**Goal:** Extract the text of each entry below exactly, leaving every image behind.

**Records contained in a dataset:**
------------------------------
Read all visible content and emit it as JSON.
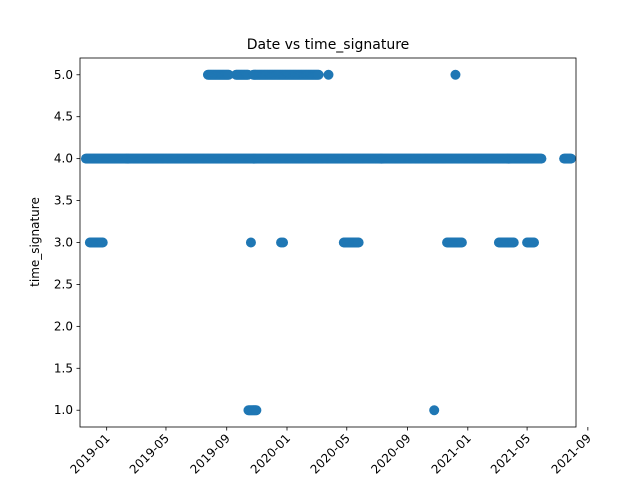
{
  "chart_data": {
    "type": "scatter",
    "title": "Date vs time_signature",
    "xlabel": "",
    "ylabel": "time_signature",
    "xlim": [
      "2018-11-08",
      "2021-08-08"
    ],
    "ylim": [
      0.8,
      5.2
    ],
    "x_ticks": [
      "2019-01",
      "2019-05",
      "2019-09",
      "2020-01",
      "2020-05",
      "2020-09",
      "2021-01",
      "2021-05",
      "2021-09"
    ],
    "y_ticks": [
      "1.0",
      "1.5",
      "2.0",
      "2.5",
      "3.0",
      "3.5",
      "4.0",
      "4.5",
      "5.0"
    ],
    "grid": false,
    "marker_color": "#1f77b4",
    "series": [
      {
        "values_by_level": [
          {
            "y": 4,
            "ranges": [
              [
                "2018-11-20",
                "2021-05-31"
              ],
              [
                "2021-07-15",
                "2021-07-30"
              ]
            ]
          },
          {
            "y": 5,
            "ranges": [
              [
                "2019-07-25",
                "2019-09-05"
              ],
              [
                "2019-09-20",
                "2019-10-15"
              ],
              [
                "2019-10-25",
                "2020-03-05"
              ]
            ],
            "points": [
              "2020-03-25",
              "2020-12-07"
            ]
          },
          {
            "y": 3,
            "ranges": [
              [
                "2018-11-28",
                "2018-12-25"
              ],
              [
                "2020-04-25",
                "2020-05-25"
              ],
              [
                "2020-11-20",
                "2020-12-20"
              ],
              [
                "2021-03-05",
                "2021-04-05"
              ],
              [
                "2021-05-01",
                "2021-05-15"
              ]
            ],
            "points": [
              "2019-10-20",
              "2019-12-20",
              "2019-12-24"
            ]
          },
          {
            "y": 1,
            "ranges": [
              [
                "2019-10-15",
                "2019-11-01"
              ]
            ],
            "points": [
              "2020-10-25"
            ]
          }
        ]
      }
    ]
  }
}
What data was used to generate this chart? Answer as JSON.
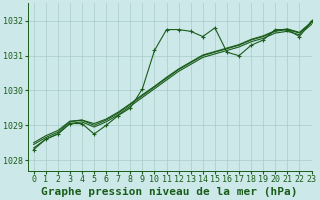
{
  "title": "Graphe pression niveau de la mer (hPa)",
  "bg_color": "#cce8e8",
  "grid_color": "#aacccc",
  "line_color": "#1a5c1a",
  "xlim": [
    -0.5,
    23
  ],
  "ylim": [
    1027.7,
    1032.5
  ],
  "yticks": [
    1028,
    1029,
    1030,
    1031,
    1032
  ],
  "xticks": [
    0,
    1,
    2,
    3,
    4,
    5,
    6,
    7,
    8,
    9,
    10,
    11,
    12,
    13,
    14,
    15,
    16,
    17,
    18,
    19,
    20,
    21,
    22,
    23
  ],
  "series_smooth": [
    [
      1028.35,
      1028.6,
      1028.75,
      1029.05,
      1029.1,
      1028.95,
      1029.1,
      1029.3,
      1029.55,
      1029.8,
      1030.05,
      1030.3,
      1030.55,
      1030.75,
      1030.95,
      1031.05,
      1031.15,
      1031.25,
      1031.4,
      1031.5,
      1031.65,
      1031.7,
      1031.6,
      1031.9
    ],
    [
      1028.45,
      1028.65,
      1028.8,
      1029.1,
      1029.15,
      1029.0,
      1029.15,
      1029.35,
      1029.6,
      1029.85,
      1030.1,
      1030.35,
      1030.6,
      1030.8,
      1031.0,
      1031.1,
      1031.2,
      1031.3,
      1031.45,
      1031.55,
      1031.7,
      1031.75,
      1031.65,
      1031.95
    ],
    [
      1028.5,
      1028.7,
      1028.85,
      1029.12,
      1029.15,
      1029.05,
      1029.18,
      1029.38,
      1029.62,
      1029.88,
      1030.12,
      1030.38,
      1030.62,
      1030.82,
      1031.02,
      1031.12,
      1031.22,
      1031.32,
      1031.47,
      1031.57,
      1031.72,
      1031.77,
      1031.67,
      1031.97
    ]
  ],
  "series_noisy": [
    1028.3,
    1028.6,
    1028.75,
    1029.05,
    1029.05,
    1028.75,
    1029.0,
    1029.28,
    1029.5,
    1030.05,
    1031.15,
    1031.75,
    1031.75,
    1031.7,
    1031.55,
    1031.8,
    1031.1,
    1031.0,
    1031.3,
    1031.45,
    1031.75,
    1031.75,
    1031.55,
    1032.0
  ],
  "title_fontsize": 8,
  "tick_fontsize": 6
}
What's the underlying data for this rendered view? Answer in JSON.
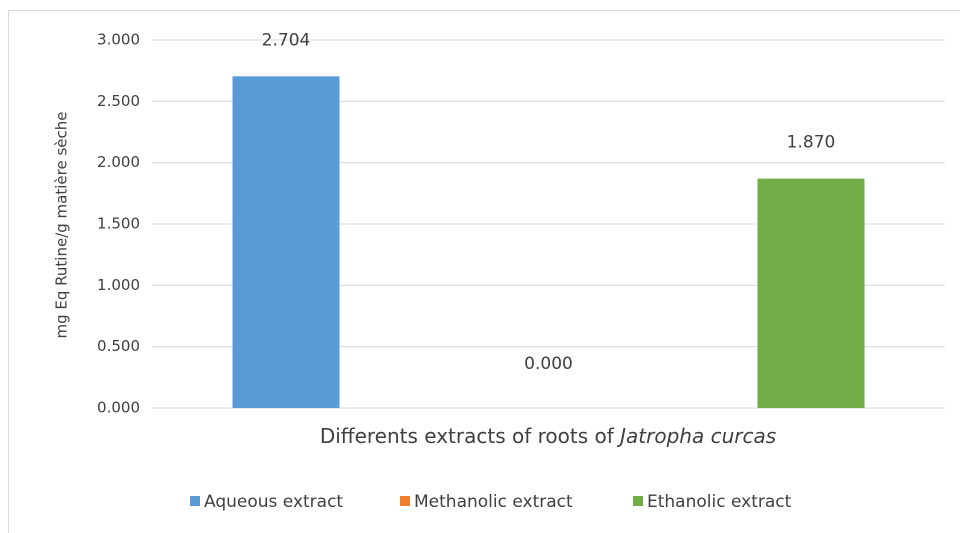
{
  "chart_data": {
    "type": "bar",
    "ylabel": "mg Eq Rutine/g matière sèche",
    "xlabel": {
      "text": "Differents extracts of roots of",
      "italic": "Jatropha curcas"
    },
    "categories": [
      null
    ],
    "series": [
      {
        "name": "Aqueous extract",
        "color": "#5b9bd5",
        "values": [
          2.704
        ],
        "value_labels": [
          "2.704"
        ]
      },
      {
        "name": "Methanolic extract",
        "color": "#ed7d31",
        "values": [
          0
        ],
        "value_labels": [
          "0.000"
        ]
      },
      {
        "name": "Ethanolic extract",
        "color": "#70ad47",
        "values": [
          1.87
        ],
        "value_labels": [
          "1.870"
        ]
      }
    ],
    "ylim": [
      0,
      3
    ],
    "yticks": [
      {
        "value": 0,
        "label": "0.000"
      },
      {
        "value": 0.5,
        "label": "0.500"
      },
      {
        "value": 1,
        "label": "1.000"
      },
      {
        "value": 1.5,
        "label": "1.500"
      },
      {
        "value": 2,
        "label": "2.000"
      },
      {
        "value": 2.5,
        "label": "2.500"
      },
      {
        "value": 3,
        "label": "3.000"
      }
    ],
    "grid": true,
    "legend": "bottom"
  }
}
------------------------------
**Reply to the task:**
Read all visible content and emit it as JSON.
{
  "chart_data": {
    "type": "scatter",
    "title": "Date vs time_signature",
    "xlabel": "",
    "ylabel": "time_signature",
    "xlim": [
      "2018-11-08",
      "2021-08-08"
    ],
    "ylim": [
      0.8,
      5.2
    ],
    "x_ticks": [
      "2019-01",
      "2019-05",
      "2019-09",
      "2020-01",
      "2020-05",
      "2020-09",
      "2021-01",
      "2021-05",
      "2021-09"
    ],
    "y_ticks": [
      "1.0",
      "1.5",
      "2.0",
      "2.5",
      "3.0",
      "3.5",
      "4.0",
      "4.5",
      "5.0"
    ],
    "grid": false,
    "marker_color": "#1f77b4",
    "series": [
      {
        "values_by_level": [
          {
            "y": 4,
            "ranges": [
              [
                "2018-11-20",
                "2021-05-31"
              ],
              [
                "2021-07-15",
                "2021-07-30"
              ]
            ]
          },
          {
            "y": 5,
            "ranges": [
              [
                "2019-07-25",
                "2019-09-05"
              ],
              [
                "2019-09-20",
                "2019-10-15"
              ],
              [
                "2019-10-25",
                "2020-03-05"
              ]
            ],
            "points": [
              "2020-03-25",
              "2020-12-07"
            ]
          },
          {
            "y": 3,
            "ranges": [
              [
                "2018-11-28",
                "2018-12-25"
              ],
              [
                "2020-04-25",
                "2020-05-25"
              ],
              [
                "2020-11-20",
                "2020-12-20"
              ],
              [
                "2021-03-05",
                "2021-04-05"
              ],
              [
                "2021-05-01",
                "2021-05-15"
              ]
            ],
            "points": [
              "2019-10-20",
              "2019-12-20",
              "2019-12-24"
            ]
          },
          {
            "y": 1,
            "ranges": [
              [
                "2019-10-15",
                "2019-11-01"
              ]
            ],
            "points": [
              "2020-10-25"
            ]
          }
        ]
      }
    ]
  }
}
What data was used to generate this chart? Answer as JSON.
{
  "title": "Graphe pression niveau de la mer (hPa)",
  "bg_color": "#cce8e8",
  "grid_color": "#aacccc",
  "line_color": "#1a5c1a",
  "xlim": [
    -0.5,
    23
  ],
  "ylim": [
    1027.7,
    1032.5
  ],
  "yticks": [
    1028,
    1029,
    1030,
    1031,
    1032
  ],
  "xticks": [
    0,
    1,
    2,
    3,
    4,
    5,
    6,
    7,
    8,
    9,
    10,
    11,
    12,
    13,
    14,
    15,
    16,
    17,
    18,
    19,
    20,
    21,
    22,
    23
  ],
  "series_smooth": [
    [
      1028.35,
      1028.6,
      1028.75,
      1029.05,
      1029.1,
      1028.95,
      1029.1,
      1029.3,
      1029.55,
      1029.8,
      1030.05,
      1030.3,
      1030.55,
      1030.75,
      1030.95,
      1031.05,
      1031.15,
      1031.25,
      1031.4,
      1031.5,
      1031.65,
      1031.7,
      1031.6,
      1031.9
    ],
    [
      1028.45,
      1028.65,
      1028.8,
      1029.1,
      1029.15,
      1029.0,
      1029.15,
      1029.35,
      1029.6,
      1029.85,
      1030.1,
      1030.35,
      1030.6,
      1030.8,
      1031.0,
      1031.1,
      1031.2,
      1031.3,
      1031.45,
      1031.55,
      1031.7,
      1031.75,
      1031.65,
      1031.95
    ],
    [
      1028.5,
      1028.7,
      1028.85,
      1029.12,
      1029.15,
      1029.05,
      1029.18,
      1029.38,
      1029.62,
      1029.88,
      1030.12,
      1030.38,
      1030.62,
      1030.82,
      1031.02,
      1031.12,
      1031.22,
      1031.32,
      1031.47,
      1031.57,
      1031.72,
      1031.77,
      1031.67,
      1031.97
    ]
  ],
  "series_noisy": [
    1028.3,
    1028.6,
    1028.75,
    1029.05,
    1029.05,
    1028.75,
    1029.0,
    1029.28,
    1029.5,
    1030.05,
    1031.15,
    1031.75,
    1031.75,
    1031.7,
    1031.55,
    1031.8,
    1031.1,
    1031.0,
    1031.3,
    1031.45,
    1031.75,
    1031.75,
    1031.55,
    1032.0
  ],
  "title_fontsize": 8,
  "tick_fontsize": 6
}
What's the underlying data for this rendered view? Answer in JSON.
{
  "chart_data": {
    "type": "bar",
    "ylabel": "mg Eq Rutine/g matière sèche",
    "xlabel": {
      "text": "Differents extracts of roots of",
      "italic": "Jatropha curcas"
    },
    "categories": [
      null
    ],
    "series": [
      {
        "name": "Aqueous extract",
        "color": "#5b9bd5",
        "values": [
          2.704
        ],
        "value_labels": [
          "2.704"
        ]
      },
      {
        "name": "Methanolic extract",
        "color": "#ed7d31",
        "values": [
          0
        ],
        "value_labels": [
          "0.000"
        ]
      },
      {
        "name": "Ethanolic extract",
        "color": "#70ad47",
        "values": [
          1.87
        ],
        "value_labels": [
          "1.870"
        ]
      }
    ],
    "ylim": [
      0,
      3
    ],
    "yticks": [
      {
        "value": 0,
        "label": "0.000"
      },
      {
        "value": 0.5,
        "label": "0.500"
      },
      {
        "value": 1,
        "label": "1.000"
      },
      {
        "value": 1.5,
        "label": "1.500"
      },
      {
        "value": 2,
        "label": "2.000"
      },
      {
        "value": 2.5,
        "label": "2.500"
      },
      {
        "value": 3,
        "label": "3.000"
      }
    ],
    "grid": true,
    "legend": "bottom"
  }
}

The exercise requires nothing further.